• **Records supplied**:
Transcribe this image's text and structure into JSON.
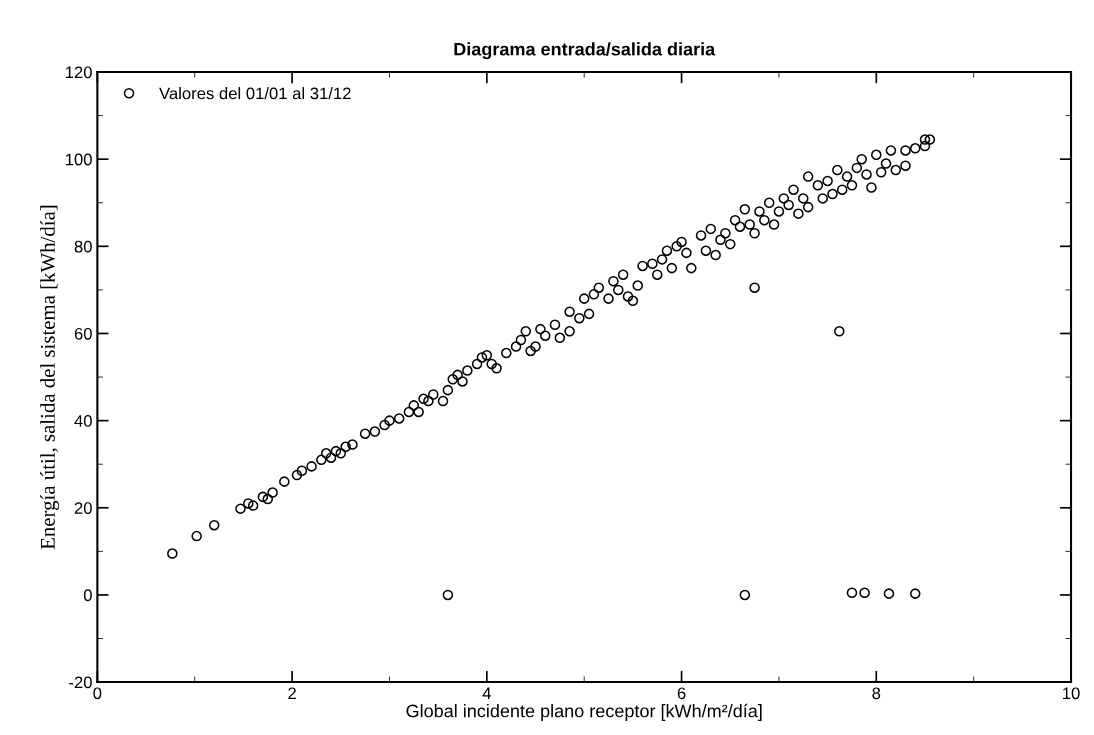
{
  "chart_data": {
    "type": "scatter",
    "title": "Diagrama entrada/salida diaria",
    "xlabel": "Global incidente plano receptor [kWh/m²/día]",
    "ylabel": "Energía útil, salida del sistema [kWh/día]",
    "xlim": [
      0,
      10
    ],
    "xticks": [
      0,
      2,
      4,
      6,
      8,
      10
    ],
    "ylim": [
      -20,
      120
    ],
    "yticks": [
      -20,
      0,
      20,
      40,
      60,
      80,
      100,
      120
    ],
    "grid": false,
    "legend": "top left",
    "marker": "circle",
    "series": [
      {
        "name": "Valores del 01/01 al 31/12",
        "color": "#000000",
        "x": [
          0.77,
          1.02,
          1.2,
          1.47,
          1.55,
          1.6,
          1.7,
          1.75,
          1.8,
          1.92,
          2.05,
          2.1,
          2.2,
          2.3,
          2.35,
          2.4,
          2.45,
          2.5,
          2.55,
          2.62,
          2.75,
          2.85,
          2.95,
          3.0,
          3.1,
          3.2,
          3.25,
          3.3,
          3.35,
          3.4,
          3.45,
          3.55,
          3.6,
          3.65,
          3.7,
          3.75,
          3.8,
          3.9,
          3.95,
          4.0,
          4.05,
          4.1,
          4.2,
          4.3,
          4.35,
          4.4,
          4.45,
          4.5,
          4.55,
          4.6,
          4.7,
          4.75,
          4.85,
          4.85,
          4.95,
          5.0,
          5.05,
          5.1,
          5.15,
          5.25,
          5.3,
          5.35,
          5.4,
          5.45,
          5.5,
          5.55,
          5.6,
          5.7,
          5.75,
          5.8,
          5.85,
          5.9,
          5.95,
          6.0,
          6.05,
          6.1,
          6.2,
          6.25,
          6.3,
          6.35,
          6.4,
          6.45,
          6.5,
          6.55,
          6.6,
          6.65,
          6.7,
          6.75,
          6.8,
          6.85,
          6.9,
          6.95,
          7.0,
          7.05,
          7.1,
          7.15,
          7.2,
          7.25,
          7.3,
          7.3,
          7.4,
          7.45,
          7.5,
          7.55,
          7.6,
          7.65,
          7.7,
          7.75,
          7.8,
          7.85,
          7.9,
          7.95,
          8.0,
          8.05,
          8.1,
          8.15,
          8.2,
          8.3,
          8.3,
          8.4,
          8.5,
          8.55,
          8.5,
          6.75,
          7.62,
          3.6,
          6.65,
          7.75,
          7.88,
          8.13,
          8.4
        ],
        "values": [
          9.5,
          13.5,
          16,
          19.8,
          21,
          20.5,
          22.5,
          22,
          23.5,
          26,
          27.5,
          28.5,
          29.5,
          31,
          32.5,
          31.5,
          33,
          32.5,
          34,
          34.5,
          37,
          37.5,
          39,
          40,
          40.5,
          42,
          43.5,
          42,
          45,
          44.5,
          46,
          44.5,
          47,
          49.5,
          50.5,
          49,
          51.5,
          53,
          54.5,
          55,
          53,
          52,
          55.5,
          57,
          58.5,
          60.5,
          56,
          57,
          61,
          59.5,
          62,
          59,
          65,
          60.5,
          63.5,
          68,
          64.5,
          69,
          70.5,
          68,
          72,
          70,
          73.5,
          68.5,
          67.5,
          71,
          75.5,
          76,
          73.5,
          77,
          79,
          75,
          80,
          81,
          78.5,
          75,
          82.5,
          79,
          84,
          78,
          81.5,
          83,
          80.5,
          86,
          84.5,
          88.5,
          85,
          83,
          88,
          86,
          90,
          85,
          88,
          91,
          89.5,
          93,
          87.5,
          91,
          96,
          89,
          94,
          91,
          95,
          92,
          97.5,
          93,
          96,
          94,
          98,
          100,
          96.5,
          93.5,
          101,
          97,
          99,
          102,
          97.5,
          102,
          98.5,
          102.5,
          104.5,
          104.5,
          103,
          70.5,
          60.5,
          0,
          0,
          0.5,
          0.5,
          0.3,
          0.3
        ]
      }
    ]
  }
}
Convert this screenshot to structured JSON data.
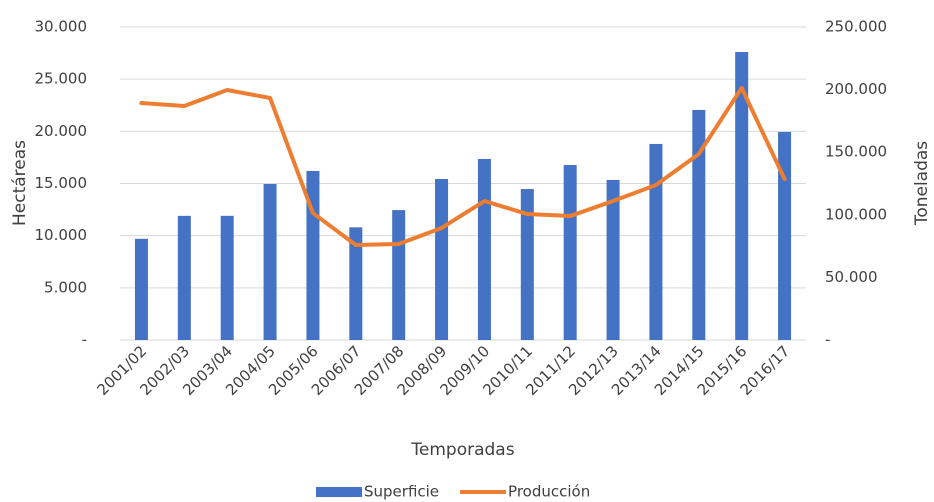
{
  "chart_data": {
    "type": "bar-line",
    "categories": [
      "2001/02",
      "2002/03",
      "2003/04",
      "2004/05",
      "2005/06",
      "2006/07",
      "2007/08",
      "2008/09",
      "2009/10",
      "2010/11",
      "2011/12",
      "2012/13",
      "2013/14",
      "2014/15",
      "2015/16",
      "2016/17"
    ],
    "series": [
      {
        "name": "Superficie",
        "type": "bar",
        "color": "#4472c4",
        "values": [
          9700,
          11900,
          11900,
          14950,
          16200,
          10800,
          12450,
          15430,
          17350,
          14470,
          16770,
          15340,
          18790,
          22050,
          27600,
          19940
        ]
      },
      {
        "name": "Producción",
        "type": "line",
        "axis": "y2",
        "color": "#ed7d31",
        "values": [
          189300,
          186900,
          199700,
          193300,
          101400,
          75900,
          76700,
          89500,
          111000,
          100600,
          99000,
          111000,
          123800,
          148600,
          201300,
          128600
        ]
      }
    ],
    "xlabel": "Temporadas",
    "ylabel": "Hectáreas",
    "y2label": "Toneladas",
    "ylim": [
      0,
      30000
    ],
    "yticks": [
      {
        "value": 0,
        "label": "-"
      },
      {
        "value": 5000,
        "label": "5.000"
      },
      {
        "value": 10000,
        "label": "10.000"
      },
      {
        "value": 15000,
        "label": "15.000"
      },
      {
        "value": 20000,
        "label": "20.000"
      },
      {
        "value": 25000,
        "label": "25.000"
      },
      {
        "value": 30000,
        "label": "30.000"
      }
    ],
    "y2lim": [
      0,
      250000
    ],
    "y2ticks": [
      {
        "value": 0,
        "label": "-"
      },
      {
        "value": 50000,
        "label": "50.000"
      },
      {
        "value": 100000,
        "label": "100.000"
      },
      {
        "value": 150000,
        "label": "150.000"
      },
      {
        "value": 200000,
        "label": "200.000"
      },
      {
        "value": 250000,
        "label": "250.000"
      }
    ],
    "grid": true,
    "legend": "bottom"
  }
}
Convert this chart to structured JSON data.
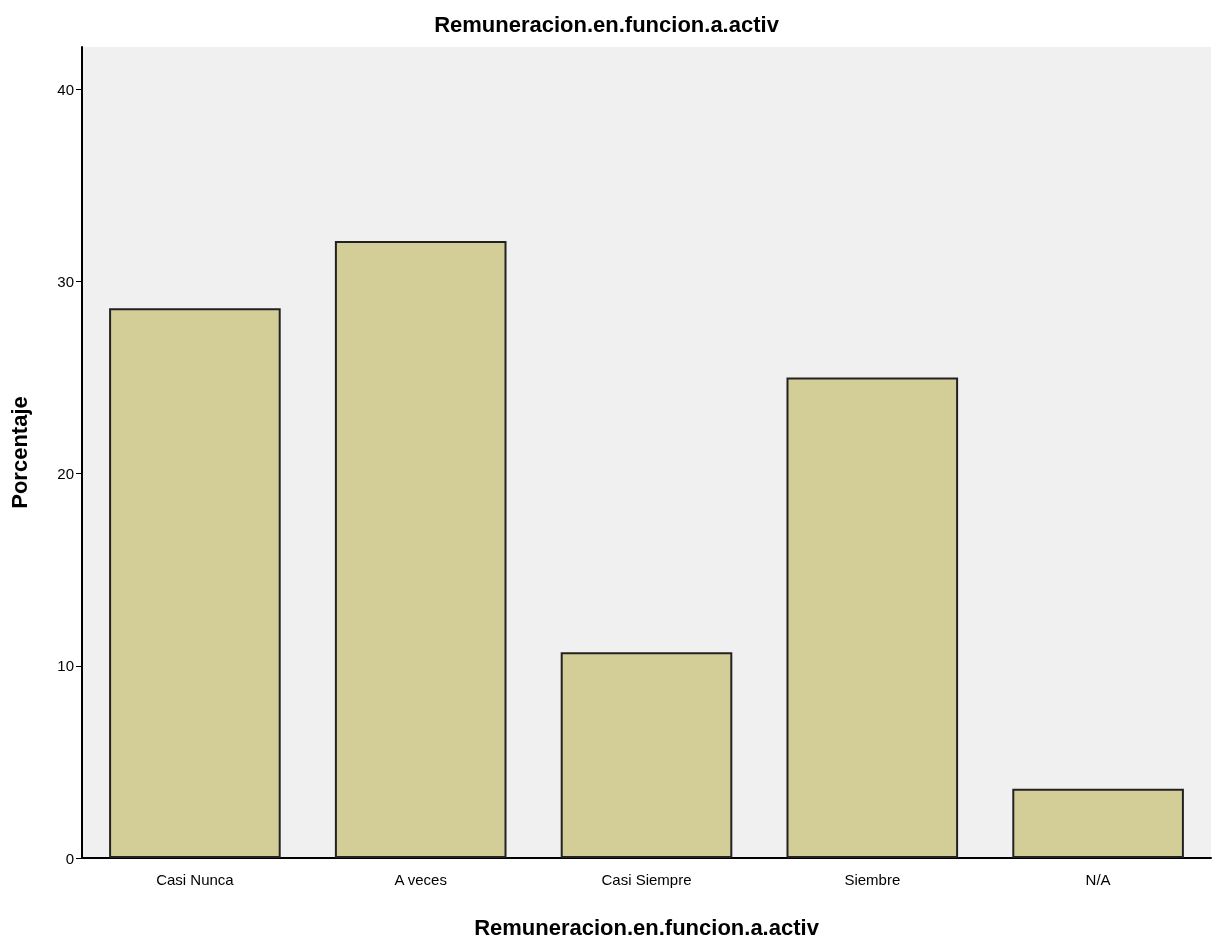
{
  "chart_data": {
    "type": "bar",
    "title": "Remuneracion.en.funcion.a.activ",
    "xlabel": "Remuneracion.en.funcion.a.activ",
    "ylabel": "Porcentaje",
    "categories": [
      "Casi Nunca",
      "A veces",
      "Casi Siempre",
      "Siembre",
      "N/A"
    ],
    "values": [
      28.6,
      32.1,
      10.7,
      25.0,
      3.6
    ],
    "color": "#d3ce97",
    "ylim": [
      0,
      42.2
    ],
    "yticks": [
      0,
      10,
      20,
      30,
      40
    ],
    "grid": false
  }
}
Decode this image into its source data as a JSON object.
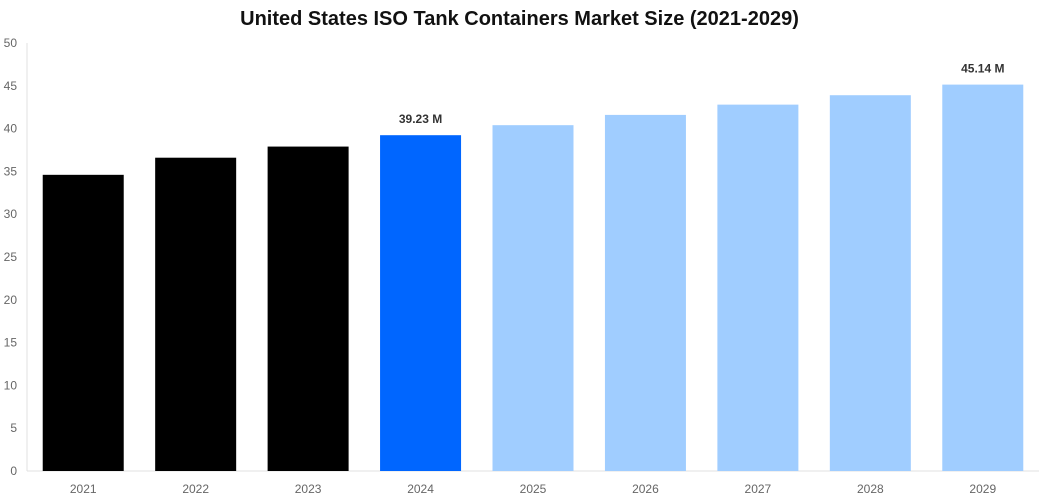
{
  "chart_data": {
    "type": "bar",
    "title": "United States ISO Tank Containers Market Size (2021-2029)",
    "xlabel": "",
    "ylabel": "",
    "ylim": [
      0,
      50
    ],
    "yticks": [
      0,
      5,
      10,
      15,
      20,
      25,
      30,
      35,
      40,
      45,
      50
    ],
    "grid": false,
    "categories": [
      "2021",
      "2022",
      "2023",
      "2024",
      "2025",
      "2026",
      "2027",
      "2028",
      "2029"
    ],
    "values": [
      34.6,
      36.6,
      37.9,
      39.23,
      40.4,
      41.6,
      42.8,
      43.9,
      45.14
    ],
    "bar_colors": [
      "#000000",
      "#000000",
      "#000000",
      "#0066ff",
      "#a0cdff",
      "#a0cdff",
      "#a0cdff",
      "#a0cdff",
      "#a0cdff"
    ],
    "data_labels": [
      null,
      null,
      null,
      "39.23 M",
      null,
      null,
      null,
      null,
      "45.14 M"
    ]
  }
}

• **Exercise directions**: Go through the preceding material and copy each line that has the word "Convert".

• **Exercise output**:
Convert this screenshot to structured JSON data.
Convert this chart to structured JSON data.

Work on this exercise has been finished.